* START Data listing *

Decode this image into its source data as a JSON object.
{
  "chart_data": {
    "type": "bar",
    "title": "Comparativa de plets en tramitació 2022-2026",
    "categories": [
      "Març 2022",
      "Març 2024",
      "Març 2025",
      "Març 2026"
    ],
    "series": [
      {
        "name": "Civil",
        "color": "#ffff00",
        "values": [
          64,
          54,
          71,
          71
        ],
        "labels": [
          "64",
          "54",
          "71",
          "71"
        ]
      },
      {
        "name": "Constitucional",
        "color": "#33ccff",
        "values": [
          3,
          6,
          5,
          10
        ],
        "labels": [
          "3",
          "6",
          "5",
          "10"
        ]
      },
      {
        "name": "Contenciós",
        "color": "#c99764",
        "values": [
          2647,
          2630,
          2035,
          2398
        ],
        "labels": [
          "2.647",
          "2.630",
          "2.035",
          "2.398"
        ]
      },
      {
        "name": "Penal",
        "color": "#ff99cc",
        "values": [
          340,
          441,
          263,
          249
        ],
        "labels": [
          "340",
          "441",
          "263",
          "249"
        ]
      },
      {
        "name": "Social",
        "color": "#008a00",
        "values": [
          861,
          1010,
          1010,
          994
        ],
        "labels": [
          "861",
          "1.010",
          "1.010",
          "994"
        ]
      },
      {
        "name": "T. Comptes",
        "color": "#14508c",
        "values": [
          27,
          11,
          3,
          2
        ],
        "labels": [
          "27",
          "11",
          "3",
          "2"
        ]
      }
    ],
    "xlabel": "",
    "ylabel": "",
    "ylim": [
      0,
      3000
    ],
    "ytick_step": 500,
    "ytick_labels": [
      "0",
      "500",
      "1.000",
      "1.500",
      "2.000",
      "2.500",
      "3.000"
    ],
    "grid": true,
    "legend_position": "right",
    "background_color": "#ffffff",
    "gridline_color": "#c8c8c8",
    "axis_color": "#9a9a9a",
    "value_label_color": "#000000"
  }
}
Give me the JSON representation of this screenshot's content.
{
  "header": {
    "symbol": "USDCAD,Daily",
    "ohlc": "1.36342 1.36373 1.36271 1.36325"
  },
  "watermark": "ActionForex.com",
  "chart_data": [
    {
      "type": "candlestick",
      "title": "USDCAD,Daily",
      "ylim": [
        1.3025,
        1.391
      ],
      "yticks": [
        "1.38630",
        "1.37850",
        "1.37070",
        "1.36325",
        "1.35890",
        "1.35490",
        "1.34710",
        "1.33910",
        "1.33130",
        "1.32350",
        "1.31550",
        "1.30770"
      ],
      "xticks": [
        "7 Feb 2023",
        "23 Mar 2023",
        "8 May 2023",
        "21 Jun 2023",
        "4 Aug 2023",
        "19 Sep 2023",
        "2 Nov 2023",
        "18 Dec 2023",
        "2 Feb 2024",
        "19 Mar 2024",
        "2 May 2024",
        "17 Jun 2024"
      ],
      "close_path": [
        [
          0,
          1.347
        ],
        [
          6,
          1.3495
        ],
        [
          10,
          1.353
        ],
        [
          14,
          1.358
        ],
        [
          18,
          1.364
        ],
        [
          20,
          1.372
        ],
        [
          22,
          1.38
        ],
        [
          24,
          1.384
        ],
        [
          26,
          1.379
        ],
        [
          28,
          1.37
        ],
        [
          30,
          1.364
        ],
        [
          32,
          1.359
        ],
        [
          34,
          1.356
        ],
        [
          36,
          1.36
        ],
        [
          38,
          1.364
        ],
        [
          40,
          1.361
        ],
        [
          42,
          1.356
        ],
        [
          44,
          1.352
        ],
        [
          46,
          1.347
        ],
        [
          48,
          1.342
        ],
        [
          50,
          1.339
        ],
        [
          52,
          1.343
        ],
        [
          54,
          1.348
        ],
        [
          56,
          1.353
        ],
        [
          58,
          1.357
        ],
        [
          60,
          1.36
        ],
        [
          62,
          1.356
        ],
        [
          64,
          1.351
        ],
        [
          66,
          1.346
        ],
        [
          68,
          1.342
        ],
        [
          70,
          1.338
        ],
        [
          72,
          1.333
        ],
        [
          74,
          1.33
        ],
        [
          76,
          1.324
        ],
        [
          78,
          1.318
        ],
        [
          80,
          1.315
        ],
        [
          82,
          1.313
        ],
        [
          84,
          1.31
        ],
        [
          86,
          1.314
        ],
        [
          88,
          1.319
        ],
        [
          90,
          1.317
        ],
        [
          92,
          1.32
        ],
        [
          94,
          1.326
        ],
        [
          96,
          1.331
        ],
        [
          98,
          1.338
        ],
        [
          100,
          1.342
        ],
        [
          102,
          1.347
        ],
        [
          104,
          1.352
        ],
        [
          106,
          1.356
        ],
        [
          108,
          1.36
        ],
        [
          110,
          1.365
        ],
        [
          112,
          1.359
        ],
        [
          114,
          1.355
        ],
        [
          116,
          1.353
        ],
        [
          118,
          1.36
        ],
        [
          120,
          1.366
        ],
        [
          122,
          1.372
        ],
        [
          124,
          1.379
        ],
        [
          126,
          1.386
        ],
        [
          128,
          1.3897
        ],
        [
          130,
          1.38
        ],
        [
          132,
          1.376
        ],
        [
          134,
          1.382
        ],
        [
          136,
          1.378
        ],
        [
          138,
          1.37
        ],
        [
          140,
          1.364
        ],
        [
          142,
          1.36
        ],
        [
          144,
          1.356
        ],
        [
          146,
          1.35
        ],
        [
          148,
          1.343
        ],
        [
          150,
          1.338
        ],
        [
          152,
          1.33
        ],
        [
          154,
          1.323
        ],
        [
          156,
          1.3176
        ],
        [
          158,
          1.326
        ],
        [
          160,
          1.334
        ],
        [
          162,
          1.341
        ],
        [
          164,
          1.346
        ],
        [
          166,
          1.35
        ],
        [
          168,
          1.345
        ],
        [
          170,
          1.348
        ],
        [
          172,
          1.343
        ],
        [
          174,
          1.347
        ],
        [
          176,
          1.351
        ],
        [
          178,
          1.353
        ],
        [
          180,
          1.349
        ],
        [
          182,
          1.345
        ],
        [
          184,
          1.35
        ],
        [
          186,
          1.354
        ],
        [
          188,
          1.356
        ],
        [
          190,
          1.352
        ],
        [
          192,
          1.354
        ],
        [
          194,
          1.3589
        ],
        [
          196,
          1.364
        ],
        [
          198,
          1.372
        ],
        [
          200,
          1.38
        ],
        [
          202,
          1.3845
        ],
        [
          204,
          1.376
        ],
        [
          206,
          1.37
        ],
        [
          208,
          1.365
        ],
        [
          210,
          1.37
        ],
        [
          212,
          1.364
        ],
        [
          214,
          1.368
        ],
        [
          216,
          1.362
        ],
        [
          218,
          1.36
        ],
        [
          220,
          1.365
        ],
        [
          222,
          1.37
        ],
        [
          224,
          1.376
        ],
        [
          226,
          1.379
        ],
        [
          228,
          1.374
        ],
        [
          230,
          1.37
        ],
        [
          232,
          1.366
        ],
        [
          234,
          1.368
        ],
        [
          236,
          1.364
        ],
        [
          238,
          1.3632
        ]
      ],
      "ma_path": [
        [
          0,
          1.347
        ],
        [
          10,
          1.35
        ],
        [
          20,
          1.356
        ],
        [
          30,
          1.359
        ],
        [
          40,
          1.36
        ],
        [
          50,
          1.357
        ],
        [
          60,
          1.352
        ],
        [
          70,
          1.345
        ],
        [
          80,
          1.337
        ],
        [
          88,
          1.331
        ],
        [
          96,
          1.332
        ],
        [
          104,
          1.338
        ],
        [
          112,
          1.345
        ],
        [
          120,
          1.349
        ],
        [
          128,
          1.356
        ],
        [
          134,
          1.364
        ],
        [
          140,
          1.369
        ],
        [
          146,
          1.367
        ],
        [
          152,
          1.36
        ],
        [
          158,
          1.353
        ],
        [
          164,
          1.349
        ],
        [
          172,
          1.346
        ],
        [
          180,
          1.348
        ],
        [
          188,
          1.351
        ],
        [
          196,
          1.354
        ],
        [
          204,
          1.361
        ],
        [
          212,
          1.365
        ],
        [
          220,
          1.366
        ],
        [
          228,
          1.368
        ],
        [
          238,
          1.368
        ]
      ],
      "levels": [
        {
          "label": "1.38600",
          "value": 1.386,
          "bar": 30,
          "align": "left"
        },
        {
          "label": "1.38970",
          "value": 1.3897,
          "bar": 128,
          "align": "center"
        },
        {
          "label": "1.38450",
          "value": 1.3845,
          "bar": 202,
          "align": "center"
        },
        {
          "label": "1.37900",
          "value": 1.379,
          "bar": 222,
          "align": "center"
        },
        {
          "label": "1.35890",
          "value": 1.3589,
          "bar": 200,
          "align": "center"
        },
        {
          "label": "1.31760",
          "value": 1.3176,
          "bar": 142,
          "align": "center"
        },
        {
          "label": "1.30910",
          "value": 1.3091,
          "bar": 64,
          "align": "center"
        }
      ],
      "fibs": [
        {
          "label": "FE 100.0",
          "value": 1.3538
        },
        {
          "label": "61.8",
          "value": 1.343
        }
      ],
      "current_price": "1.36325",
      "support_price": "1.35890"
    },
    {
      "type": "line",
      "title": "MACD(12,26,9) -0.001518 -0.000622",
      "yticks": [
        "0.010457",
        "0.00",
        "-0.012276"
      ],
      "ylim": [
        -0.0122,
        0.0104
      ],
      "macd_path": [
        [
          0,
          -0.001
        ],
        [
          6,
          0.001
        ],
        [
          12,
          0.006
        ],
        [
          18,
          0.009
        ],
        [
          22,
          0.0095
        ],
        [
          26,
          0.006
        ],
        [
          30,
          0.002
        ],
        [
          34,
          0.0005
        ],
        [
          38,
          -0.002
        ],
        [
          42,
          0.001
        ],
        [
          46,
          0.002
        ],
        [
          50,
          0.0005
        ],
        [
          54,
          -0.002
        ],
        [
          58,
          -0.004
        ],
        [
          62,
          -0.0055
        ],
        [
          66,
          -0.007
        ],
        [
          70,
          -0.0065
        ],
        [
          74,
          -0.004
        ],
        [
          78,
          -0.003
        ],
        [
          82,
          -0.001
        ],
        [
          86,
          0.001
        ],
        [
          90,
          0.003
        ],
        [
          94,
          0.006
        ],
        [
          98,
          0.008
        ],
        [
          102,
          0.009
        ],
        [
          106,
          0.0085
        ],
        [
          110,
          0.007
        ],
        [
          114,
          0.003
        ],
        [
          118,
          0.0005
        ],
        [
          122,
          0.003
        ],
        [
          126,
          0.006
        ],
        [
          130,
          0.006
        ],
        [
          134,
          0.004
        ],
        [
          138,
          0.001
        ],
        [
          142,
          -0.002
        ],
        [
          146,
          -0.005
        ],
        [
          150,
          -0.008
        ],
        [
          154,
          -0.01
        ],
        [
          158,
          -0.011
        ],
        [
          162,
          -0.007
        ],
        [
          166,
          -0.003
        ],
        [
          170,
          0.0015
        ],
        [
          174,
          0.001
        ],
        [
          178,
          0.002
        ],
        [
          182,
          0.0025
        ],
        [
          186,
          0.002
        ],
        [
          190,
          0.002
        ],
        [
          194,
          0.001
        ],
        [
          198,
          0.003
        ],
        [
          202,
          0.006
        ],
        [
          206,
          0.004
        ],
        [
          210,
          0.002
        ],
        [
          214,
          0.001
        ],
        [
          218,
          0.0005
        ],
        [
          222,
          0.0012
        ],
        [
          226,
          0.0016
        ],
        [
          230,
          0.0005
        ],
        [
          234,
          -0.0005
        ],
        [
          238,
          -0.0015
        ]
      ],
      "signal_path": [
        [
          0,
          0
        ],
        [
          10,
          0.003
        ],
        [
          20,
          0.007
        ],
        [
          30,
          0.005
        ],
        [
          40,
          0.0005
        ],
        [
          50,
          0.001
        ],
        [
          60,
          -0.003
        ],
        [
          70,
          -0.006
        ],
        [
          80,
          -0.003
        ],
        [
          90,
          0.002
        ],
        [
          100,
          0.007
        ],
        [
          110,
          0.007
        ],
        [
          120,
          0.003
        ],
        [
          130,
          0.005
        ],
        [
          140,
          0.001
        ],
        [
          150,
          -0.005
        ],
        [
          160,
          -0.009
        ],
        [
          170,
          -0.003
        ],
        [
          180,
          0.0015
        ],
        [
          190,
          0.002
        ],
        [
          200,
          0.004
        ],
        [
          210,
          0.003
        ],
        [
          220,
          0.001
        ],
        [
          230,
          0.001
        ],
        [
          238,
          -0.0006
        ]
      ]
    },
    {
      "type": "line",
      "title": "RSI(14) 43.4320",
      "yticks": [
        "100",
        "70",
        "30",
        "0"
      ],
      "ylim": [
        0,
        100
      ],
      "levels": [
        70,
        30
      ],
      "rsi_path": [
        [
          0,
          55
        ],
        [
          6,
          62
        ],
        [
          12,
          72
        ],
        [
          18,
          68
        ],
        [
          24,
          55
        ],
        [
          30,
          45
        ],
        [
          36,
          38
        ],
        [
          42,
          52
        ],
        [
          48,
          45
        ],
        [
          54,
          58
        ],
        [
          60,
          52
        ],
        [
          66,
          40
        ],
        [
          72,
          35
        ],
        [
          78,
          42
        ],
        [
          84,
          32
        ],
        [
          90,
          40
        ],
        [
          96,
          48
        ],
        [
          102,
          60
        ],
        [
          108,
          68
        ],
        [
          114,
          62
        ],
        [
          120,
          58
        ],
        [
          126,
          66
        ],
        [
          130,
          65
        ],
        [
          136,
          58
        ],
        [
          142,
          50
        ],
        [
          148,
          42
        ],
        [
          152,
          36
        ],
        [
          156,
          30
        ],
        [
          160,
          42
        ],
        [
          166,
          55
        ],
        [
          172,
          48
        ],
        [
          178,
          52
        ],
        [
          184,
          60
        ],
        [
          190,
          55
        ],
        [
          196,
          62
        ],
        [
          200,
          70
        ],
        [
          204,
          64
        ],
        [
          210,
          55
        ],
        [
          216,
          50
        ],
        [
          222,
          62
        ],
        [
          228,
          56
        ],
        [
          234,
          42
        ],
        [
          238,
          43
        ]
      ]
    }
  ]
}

* END Data listing *

**Written instruction**: Scan the material for lines with the word "title", and copy each line you find.

**Written solution**:
    "title": "Comparativa de plets en tramitació 2022-2026",
      "title": "USDCAD,Daily",
      "title": "MACD(12,26,9) -0.001518 -0.000622",
      "title": "RSI(14) 43.4320",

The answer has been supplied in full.